>> begin MATERIALS PROVIDED
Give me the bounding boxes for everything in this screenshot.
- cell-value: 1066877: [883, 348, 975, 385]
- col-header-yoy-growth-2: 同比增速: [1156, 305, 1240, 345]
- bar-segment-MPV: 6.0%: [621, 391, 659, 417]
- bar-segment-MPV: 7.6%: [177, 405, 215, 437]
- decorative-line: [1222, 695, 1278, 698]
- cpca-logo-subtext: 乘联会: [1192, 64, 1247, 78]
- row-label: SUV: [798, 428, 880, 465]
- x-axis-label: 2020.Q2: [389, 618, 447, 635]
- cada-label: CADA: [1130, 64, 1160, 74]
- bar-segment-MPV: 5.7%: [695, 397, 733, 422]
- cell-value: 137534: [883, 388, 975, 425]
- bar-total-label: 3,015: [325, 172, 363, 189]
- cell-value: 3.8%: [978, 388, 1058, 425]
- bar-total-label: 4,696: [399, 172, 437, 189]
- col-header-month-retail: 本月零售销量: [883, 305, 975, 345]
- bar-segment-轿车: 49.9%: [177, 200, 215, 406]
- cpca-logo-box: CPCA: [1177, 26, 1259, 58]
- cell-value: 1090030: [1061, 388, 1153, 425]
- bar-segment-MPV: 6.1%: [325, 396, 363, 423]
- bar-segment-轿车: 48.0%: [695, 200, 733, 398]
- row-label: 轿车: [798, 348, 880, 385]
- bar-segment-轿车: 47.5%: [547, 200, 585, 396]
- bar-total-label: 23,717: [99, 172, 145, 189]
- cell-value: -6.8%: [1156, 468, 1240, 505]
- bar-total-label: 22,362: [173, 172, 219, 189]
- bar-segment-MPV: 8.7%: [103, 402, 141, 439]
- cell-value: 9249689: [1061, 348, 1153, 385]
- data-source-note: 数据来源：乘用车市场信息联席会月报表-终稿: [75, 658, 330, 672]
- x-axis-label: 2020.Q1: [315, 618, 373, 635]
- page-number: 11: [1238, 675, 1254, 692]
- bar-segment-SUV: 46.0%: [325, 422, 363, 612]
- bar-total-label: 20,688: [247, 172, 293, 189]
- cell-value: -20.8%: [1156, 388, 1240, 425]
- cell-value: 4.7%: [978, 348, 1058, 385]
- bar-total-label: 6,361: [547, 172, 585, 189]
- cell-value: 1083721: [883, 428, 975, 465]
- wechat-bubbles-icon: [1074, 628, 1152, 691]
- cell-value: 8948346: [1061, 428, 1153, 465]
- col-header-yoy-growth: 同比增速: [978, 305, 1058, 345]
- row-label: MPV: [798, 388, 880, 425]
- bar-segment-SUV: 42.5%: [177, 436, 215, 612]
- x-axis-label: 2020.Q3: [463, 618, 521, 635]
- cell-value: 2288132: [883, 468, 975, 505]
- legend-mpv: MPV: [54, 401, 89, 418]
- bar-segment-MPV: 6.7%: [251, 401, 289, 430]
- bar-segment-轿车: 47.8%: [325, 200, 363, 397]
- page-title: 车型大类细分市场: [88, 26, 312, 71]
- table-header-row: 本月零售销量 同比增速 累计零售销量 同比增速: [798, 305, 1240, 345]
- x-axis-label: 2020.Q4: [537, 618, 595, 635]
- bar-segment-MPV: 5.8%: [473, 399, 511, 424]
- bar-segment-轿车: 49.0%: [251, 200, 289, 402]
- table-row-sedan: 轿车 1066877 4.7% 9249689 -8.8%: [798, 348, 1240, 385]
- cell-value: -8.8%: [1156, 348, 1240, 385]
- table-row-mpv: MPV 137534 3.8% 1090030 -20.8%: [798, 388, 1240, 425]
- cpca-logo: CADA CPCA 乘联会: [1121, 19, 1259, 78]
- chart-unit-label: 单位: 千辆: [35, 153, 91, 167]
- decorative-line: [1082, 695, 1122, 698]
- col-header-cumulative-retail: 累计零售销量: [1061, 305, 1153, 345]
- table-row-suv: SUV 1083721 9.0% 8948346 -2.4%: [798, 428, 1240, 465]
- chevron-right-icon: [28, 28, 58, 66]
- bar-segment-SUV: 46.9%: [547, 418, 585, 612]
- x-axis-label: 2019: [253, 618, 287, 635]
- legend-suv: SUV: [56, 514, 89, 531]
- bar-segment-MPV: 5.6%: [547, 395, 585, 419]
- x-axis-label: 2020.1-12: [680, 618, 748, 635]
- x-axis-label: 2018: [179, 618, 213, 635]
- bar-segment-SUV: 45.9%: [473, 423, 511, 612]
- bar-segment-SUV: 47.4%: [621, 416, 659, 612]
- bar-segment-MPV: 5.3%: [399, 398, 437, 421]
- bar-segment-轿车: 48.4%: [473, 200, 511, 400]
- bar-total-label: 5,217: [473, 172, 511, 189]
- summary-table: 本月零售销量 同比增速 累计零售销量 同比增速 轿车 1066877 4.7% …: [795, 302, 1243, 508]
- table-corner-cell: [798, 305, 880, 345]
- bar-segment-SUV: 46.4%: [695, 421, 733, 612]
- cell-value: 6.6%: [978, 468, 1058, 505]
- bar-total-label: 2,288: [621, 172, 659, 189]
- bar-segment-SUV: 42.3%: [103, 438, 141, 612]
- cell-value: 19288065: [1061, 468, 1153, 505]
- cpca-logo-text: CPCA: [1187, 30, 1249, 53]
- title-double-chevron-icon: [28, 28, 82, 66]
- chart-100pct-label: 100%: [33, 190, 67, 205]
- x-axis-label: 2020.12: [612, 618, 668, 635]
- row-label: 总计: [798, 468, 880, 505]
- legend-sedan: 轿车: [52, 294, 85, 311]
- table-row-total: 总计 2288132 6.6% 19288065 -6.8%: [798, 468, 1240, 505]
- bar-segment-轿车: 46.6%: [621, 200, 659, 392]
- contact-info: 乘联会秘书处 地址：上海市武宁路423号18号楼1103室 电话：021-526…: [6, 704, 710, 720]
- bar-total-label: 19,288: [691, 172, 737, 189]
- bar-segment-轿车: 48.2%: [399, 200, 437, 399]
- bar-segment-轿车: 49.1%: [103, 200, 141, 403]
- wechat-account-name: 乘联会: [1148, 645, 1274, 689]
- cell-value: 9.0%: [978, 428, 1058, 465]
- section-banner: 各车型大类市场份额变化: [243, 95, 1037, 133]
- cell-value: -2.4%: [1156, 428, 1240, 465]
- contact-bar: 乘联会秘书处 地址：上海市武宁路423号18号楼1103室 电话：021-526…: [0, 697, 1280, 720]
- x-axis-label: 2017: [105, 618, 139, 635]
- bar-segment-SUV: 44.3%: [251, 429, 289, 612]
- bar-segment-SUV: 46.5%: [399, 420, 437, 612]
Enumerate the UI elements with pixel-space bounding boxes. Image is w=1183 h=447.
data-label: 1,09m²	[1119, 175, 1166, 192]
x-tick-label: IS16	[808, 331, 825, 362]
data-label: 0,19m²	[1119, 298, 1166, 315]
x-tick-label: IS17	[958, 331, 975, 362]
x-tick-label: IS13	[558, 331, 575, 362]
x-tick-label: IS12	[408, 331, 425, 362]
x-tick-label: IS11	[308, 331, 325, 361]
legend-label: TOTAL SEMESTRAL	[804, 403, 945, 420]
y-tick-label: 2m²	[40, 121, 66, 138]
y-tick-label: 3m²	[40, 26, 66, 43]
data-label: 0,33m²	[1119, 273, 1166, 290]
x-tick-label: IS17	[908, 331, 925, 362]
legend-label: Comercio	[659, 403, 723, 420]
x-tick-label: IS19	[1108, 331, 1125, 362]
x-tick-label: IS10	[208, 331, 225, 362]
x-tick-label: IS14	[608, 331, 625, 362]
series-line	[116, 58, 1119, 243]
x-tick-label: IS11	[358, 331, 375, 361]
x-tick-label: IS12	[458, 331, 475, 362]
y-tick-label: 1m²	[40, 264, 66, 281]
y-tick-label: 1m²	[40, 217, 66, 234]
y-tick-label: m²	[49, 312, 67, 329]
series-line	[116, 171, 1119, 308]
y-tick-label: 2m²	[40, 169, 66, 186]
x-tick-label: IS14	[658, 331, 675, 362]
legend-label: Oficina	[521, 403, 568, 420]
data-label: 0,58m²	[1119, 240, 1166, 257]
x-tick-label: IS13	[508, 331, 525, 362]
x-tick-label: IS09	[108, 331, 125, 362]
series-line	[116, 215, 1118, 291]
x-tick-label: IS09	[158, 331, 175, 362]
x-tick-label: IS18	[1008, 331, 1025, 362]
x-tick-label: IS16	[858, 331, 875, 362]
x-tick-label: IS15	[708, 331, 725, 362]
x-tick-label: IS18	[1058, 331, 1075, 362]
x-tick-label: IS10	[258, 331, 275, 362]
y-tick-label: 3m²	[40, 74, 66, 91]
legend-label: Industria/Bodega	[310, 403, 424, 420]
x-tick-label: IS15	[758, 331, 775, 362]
>> end MATERIALS PROVIDED
• TASK TO CARRY OUT
Copy the entries verbatim, starting at the beginning of the entries and ending with the line that contains "- cpca-logo-subtext: 乘联会: [1192, 64, 1247, 78]".

• EXERCISE RESULT
Give me the bounding boxes for everything in this screenshot.
- cell-value: 1066877: [883, 348, 975, 385]
- col-header-yoy-growth-2: 同比增速: [1156, 305, 1240, 345]
- bar-segment-MPV: 6.0%: [621, 391, 659, 417]
- bar-segment-MPV: 7.6%: [177, 405, 215, 437]
- decorative-line: [1222, 695, 1278, 698]
- cpca-logo-subtext: 乘联会: [1192, 64, 1247, 78]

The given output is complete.